> [SHORT PROBLEM]: Locate and copy all lines bearing the word "Smith".

> [DATA LISTING]:
★ ★ ★ ★

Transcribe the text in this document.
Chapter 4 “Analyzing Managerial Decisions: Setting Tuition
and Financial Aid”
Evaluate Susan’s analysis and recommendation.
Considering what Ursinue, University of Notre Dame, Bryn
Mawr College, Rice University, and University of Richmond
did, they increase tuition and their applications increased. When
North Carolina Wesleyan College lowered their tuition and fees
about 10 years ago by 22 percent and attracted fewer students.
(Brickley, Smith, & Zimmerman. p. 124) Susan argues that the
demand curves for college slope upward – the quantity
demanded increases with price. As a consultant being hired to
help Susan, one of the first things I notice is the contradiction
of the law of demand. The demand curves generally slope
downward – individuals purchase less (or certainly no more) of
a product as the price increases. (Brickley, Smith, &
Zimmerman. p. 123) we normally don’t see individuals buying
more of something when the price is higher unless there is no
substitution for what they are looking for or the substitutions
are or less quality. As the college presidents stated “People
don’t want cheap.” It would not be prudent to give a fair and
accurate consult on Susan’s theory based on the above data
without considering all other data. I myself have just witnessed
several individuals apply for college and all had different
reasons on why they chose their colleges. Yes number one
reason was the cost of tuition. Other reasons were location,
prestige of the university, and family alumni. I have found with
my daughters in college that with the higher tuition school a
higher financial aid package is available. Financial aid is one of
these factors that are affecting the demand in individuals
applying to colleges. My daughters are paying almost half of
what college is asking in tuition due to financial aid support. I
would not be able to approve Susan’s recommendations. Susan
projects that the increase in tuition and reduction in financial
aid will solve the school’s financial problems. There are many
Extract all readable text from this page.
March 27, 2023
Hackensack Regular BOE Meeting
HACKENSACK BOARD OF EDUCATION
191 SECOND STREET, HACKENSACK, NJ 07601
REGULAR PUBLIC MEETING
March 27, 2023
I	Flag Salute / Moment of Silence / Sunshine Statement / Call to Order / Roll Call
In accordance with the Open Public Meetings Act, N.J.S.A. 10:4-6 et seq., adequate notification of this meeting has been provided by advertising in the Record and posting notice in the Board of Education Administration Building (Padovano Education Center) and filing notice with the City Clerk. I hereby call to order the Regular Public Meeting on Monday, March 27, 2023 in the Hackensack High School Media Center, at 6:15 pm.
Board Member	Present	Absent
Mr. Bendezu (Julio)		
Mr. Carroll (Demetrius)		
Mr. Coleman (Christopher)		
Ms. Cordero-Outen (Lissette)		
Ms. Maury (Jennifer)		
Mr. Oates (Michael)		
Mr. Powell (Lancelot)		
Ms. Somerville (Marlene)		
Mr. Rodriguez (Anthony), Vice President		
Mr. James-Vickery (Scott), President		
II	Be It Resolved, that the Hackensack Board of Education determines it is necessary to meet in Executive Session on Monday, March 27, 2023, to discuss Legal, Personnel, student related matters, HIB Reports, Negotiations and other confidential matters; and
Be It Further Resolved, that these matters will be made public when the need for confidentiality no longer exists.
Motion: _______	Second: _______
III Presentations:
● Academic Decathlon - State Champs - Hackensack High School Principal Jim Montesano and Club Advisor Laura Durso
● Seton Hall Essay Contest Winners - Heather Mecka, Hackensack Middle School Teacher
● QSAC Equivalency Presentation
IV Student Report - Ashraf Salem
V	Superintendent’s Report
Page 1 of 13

★ ★ ★ ★

> [PROBLEM SOLUTION]:
(Brickley, Smith, & Zimmerman. p. 124) Susan argues that the
a product as the price increases. (Brickley, Smith, &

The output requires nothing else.